Go through the entries below and count the lines holding the word "this". Reply with only the number, please.

INPUT
****************
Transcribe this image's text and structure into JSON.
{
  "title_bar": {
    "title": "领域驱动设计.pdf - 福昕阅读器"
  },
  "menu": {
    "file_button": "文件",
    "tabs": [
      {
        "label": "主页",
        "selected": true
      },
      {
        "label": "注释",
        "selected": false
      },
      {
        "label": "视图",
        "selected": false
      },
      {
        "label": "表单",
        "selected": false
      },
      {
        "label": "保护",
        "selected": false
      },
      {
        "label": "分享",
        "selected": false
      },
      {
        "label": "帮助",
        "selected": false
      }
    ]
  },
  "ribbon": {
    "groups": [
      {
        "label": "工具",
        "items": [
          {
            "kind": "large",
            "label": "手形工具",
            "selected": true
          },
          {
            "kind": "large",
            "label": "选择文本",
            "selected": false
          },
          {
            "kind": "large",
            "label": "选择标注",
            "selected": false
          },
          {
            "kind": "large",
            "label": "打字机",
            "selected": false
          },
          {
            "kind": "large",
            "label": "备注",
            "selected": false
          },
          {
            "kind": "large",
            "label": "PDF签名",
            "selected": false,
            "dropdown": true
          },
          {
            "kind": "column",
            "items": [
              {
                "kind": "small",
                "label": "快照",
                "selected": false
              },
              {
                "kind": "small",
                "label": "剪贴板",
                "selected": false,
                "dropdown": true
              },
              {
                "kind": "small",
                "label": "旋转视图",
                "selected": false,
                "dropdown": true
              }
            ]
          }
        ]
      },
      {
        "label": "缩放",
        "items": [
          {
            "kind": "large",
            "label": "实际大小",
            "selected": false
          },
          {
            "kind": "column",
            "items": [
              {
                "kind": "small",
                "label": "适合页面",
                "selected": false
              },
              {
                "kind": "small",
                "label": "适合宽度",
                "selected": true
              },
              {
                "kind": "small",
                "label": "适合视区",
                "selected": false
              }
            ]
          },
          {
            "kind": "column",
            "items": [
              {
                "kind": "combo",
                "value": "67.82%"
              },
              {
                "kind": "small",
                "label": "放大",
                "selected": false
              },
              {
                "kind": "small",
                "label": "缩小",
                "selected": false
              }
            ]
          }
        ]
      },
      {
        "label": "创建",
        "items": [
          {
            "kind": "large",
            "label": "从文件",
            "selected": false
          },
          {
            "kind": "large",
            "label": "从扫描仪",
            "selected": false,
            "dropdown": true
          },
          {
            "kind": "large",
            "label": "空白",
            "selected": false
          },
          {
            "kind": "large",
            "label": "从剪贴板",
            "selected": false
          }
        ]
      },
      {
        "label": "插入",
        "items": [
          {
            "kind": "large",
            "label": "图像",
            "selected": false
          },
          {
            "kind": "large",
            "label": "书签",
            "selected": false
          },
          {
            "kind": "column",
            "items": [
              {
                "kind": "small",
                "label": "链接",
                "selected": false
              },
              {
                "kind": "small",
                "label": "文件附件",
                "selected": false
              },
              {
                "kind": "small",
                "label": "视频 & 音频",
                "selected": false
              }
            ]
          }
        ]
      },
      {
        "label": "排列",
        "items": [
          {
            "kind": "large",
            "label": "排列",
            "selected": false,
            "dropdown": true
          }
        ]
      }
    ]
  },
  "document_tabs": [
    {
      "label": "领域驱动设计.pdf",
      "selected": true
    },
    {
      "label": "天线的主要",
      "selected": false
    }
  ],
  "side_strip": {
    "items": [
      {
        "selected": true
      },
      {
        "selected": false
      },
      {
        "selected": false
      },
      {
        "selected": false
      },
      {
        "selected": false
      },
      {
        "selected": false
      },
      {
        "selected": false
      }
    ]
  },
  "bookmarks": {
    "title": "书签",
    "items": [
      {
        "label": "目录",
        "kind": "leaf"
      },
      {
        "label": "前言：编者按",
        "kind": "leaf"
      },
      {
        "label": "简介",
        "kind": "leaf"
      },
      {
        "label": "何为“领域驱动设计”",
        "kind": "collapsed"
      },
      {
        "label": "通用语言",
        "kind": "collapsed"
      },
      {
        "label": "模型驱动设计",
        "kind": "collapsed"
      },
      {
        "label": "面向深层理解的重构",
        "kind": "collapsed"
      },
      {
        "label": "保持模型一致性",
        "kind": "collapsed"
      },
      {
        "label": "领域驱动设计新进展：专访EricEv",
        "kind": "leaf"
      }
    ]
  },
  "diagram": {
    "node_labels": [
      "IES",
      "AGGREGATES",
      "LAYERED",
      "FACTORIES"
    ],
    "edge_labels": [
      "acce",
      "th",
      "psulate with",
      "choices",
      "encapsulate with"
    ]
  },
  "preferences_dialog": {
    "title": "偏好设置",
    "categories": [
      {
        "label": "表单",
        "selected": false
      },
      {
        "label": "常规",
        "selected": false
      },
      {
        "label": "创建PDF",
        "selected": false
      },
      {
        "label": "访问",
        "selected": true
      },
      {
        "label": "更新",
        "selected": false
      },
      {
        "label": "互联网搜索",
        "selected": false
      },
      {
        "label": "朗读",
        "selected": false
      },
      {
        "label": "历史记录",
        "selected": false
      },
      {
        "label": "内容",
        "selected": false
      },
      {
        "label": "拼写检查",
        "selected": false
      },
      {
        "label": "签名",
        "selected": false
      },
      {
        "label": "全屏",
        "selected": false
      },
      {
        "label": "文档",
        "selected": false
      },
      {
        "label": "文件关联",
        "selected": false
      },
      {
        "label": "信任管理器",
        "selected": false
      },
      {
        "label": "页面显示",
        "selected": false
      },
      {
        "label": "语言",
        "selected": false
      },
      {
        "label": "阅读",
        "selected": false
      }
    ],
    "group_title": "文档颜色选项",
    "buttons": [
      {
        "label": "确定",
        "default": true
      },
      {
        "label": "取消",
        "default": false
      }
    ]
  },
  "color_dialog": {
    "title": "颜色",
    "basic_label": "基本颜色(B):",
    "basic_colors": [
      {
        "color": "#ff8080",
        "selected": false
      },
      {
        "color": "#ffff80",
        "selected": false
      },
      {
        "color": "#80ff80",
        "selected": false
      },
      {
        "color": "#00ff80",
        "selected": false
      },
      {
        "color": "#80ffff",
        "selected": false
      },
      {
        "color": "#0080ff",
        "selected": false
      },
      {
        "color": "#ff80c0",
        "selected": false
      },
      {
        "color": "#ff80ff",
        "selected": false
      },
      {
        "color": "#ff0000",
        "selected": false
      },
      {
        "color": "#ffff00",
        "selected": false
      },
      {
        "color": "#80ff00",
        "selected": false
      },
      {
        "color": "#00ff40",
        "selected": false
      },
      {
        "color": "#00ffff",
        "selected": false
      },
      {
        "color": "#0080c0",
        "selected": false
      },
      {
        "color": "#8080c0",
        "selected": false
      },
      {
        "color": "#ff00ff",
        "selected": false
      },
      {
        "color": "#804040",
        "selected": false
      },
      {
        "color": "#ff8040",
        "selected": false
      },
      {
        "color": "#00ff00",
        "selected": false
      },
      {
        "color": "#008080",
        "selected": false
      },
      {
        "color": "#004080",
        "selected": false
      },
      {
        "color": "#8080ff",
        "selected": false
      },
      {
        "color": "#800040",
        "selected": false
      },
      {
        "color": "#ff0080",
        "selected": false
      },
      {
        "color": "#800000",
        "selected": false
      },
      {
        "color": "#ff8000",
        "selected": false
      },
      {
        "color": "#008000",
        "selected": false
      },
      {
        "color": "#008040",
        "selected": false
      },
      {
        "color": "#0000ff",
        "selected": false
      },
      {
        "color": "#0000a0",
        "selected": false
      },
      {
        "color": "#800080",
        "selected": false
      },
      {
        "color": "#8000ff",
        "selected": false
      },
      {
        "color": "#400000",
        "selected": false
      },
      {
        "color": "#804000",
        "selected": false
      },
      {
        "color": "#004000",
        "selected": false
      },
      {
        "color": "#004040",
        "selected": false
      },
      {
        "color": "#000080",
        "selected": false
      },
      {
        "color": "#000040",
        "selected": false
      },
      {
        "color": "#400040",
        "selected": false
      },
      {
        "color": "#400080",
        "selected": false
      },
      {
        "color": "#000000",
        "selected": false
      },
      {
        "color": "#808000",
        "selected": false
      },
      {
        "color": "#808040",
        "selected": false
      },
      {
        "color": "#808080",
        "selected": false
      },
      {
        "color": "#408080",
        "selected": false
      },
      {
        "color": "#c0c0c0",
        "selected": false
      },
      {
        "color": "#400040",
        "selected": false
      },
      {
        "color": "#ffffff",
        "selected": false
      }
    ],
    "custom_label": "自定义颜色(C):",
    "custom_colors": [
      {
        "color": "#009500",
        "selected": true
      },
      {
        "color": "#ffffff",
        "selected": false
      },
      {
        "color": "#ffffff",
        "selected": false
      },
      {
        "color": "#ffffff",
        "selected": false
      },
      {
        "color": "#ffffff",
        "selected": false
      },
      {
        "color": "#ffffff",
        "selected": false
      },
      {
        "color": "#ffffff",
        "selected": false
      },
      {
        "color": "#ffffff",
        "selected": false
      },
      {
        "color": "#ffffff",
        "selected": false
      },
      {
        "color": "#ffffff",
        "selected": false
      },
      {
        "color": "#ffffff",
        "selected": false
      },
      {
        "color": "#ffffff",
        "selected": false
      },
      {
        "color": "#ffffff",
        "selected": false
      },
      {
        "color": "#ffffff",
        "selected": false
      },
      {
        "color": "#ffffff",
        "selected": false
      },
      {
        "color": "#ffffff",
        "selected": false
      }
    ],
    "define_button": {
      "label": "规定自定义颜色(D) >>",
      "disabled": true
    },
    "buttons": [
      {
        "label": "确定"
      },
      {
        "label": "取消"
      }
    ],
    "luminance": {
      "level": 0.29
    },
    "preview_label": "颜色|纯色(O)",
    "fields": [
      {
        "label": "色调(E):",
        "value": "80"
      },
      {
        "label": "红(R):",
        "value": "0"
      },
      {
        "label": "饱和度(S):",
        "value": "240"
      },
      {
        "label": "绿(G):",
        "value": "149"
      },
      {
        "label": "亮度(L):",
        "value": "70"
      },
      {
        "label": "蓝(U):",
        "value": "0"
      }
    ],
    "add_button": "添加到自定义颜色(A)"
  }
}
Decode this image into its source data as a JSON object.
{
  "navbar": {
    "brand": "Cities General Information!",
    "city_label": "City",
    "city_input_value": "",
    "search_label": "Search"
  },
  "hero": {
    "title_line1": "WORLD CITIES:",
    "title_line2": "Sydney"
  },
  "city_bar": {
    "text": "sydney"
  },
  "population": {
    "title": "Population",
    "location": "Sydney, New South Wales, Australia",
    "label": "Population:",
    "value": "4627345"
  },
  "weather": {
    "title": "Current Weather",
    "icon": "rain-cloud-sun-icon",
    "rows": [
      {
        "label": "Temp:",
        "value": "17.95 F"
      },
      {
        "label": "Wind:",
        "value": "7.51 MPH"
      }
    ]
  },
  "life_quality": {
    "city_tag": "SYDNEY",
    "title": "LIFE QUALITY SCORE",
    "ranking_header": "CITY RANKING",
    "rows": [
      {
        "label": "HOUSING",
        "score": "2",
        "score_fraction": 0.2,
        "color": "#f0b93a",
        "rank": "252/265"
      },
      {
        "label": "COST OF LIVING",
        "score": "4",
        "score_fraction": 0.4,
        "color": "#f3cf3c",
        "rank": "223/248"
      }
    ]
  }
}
****************
FULL OUTPUT
2